### [The task]
Give an exact copy of every line, leaving images out.

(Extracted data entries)
--------

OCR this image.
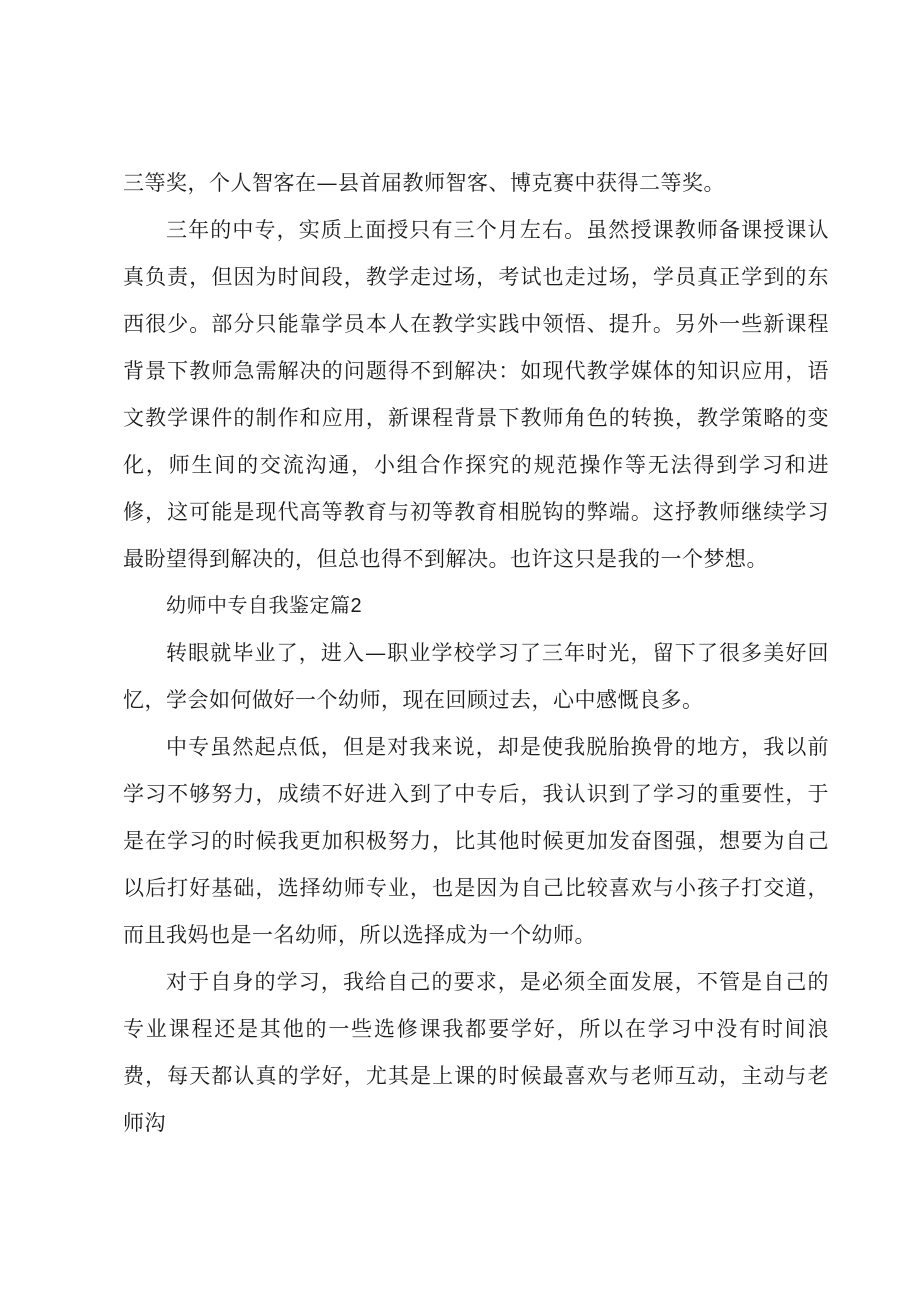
三等奖，个人智客在—县首届教师智客、博克赛中获得二等奖。

三年的中专，实质上面授只有三个月左右。虽然授课教师备课授课认真负责，但因为时间段，教学走过场，考试也走过场，学员真正学到的东西很少。部分只能靠学员本人在教学实践中领悟、提升。另外一些新课程背景下教师急需解决的问题得不到解决：如现代教学媒体的知识应用，语文教学课件的制作和应用，新课程背景下教师角色的转换，教学策略的变化，师生间的交流沟通，小组合作探究的规范操作等无法得到学习和进修，这可能是现代高等教育与初等教育相脱钩的弊端。这抒教师继续学习最盼望得到解决的，但总也得不到解决。也许这只是我的一个梦想。

幼师中专自我鉴定篇2

转眼就毕业了，进入—职业学校学习了三年时光，留下了很多美好回忆，学会如何做好一个幼师，现在回顾过去，心中感慨良多。

中专虽然起点低，但是对我来说，却是使我脱胎换骨的地方，我以前学习不够努力，成绩不好进入到了中专后，我认识到了学习的重要性，于是在学习的时候我更加积极努力，比其他时候更加发奋图强，想要为自己以后打好基础，选择幼师专业，也是因为自己比较喜欢与小孩子打交道，而且我妈也是一名幼师，所以选择成为一个幼师。

对于自身的学习，我给自己的要求，是必须全面发展，不管是自己的专业课程还是其他的一些选修课我都要学好，所以在学习中没有时间浪费，每天都认真的学好，尤其是上课的时候最喜欢与老师互动，主动与老师沟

--------

### [Result of this exercise]
OCR this image.
三等奖，个人智客在—县首届教师智客、博克赛中获得二等奖。

三年的中专，实质上面授只有三个月左右。虽然授课教师备课授课认真负责，但因为时间段，教学走过场，考试也走过场，学员真正学到的东西很少。部分只能靠学员本人在教学实践中领悟、提升。另外一些新课程背景下教师急需解决的问题得不到解决：如现代教学媒体的知识应用，语文教学课件的制作和应用，新课程背景下教师角色的转换，教学策略的变化，师生间的交流沟通，小组合作探究的规范操作等无法得到学习和进修，这可能是现代高等教育与初等教育相脱钩的弊端。这抒教师继续学习最盼望得到解决的，但总也得不到解决。也许这只是我的一个梦想。

幼师中专自我鉴定篇2

转眼就毕业了，进入—职业学校学习了三年时光，留下了很多美好回忆，学会如何做好一个幼师，现在回顾过去，心中感慨良多。

中专虽然起点低，但是对我来说，却是使我脱胎换骨的地方，我以前学习不够努力，成绩不好进入到了中专后，我认识到了学习的重要性，于是在学习的时候我更加积极努力，比其他时候更加发奋图强，想要为自己以后打好基础，选择幼师专业，也是因为自己比较喜欢与小孩子打交道，而且我妈也是一名幼师，所以选择成为一个幼师。

对于自身的学习，我给自己的要求，是必须全面发展，不管是自己的专业课程还是其他的一些选修课我都要学好，所以在学习中没有时间浪费，每天都认真的学好，尤其是上课的时候最喜欢与老师互动，主动与老师沟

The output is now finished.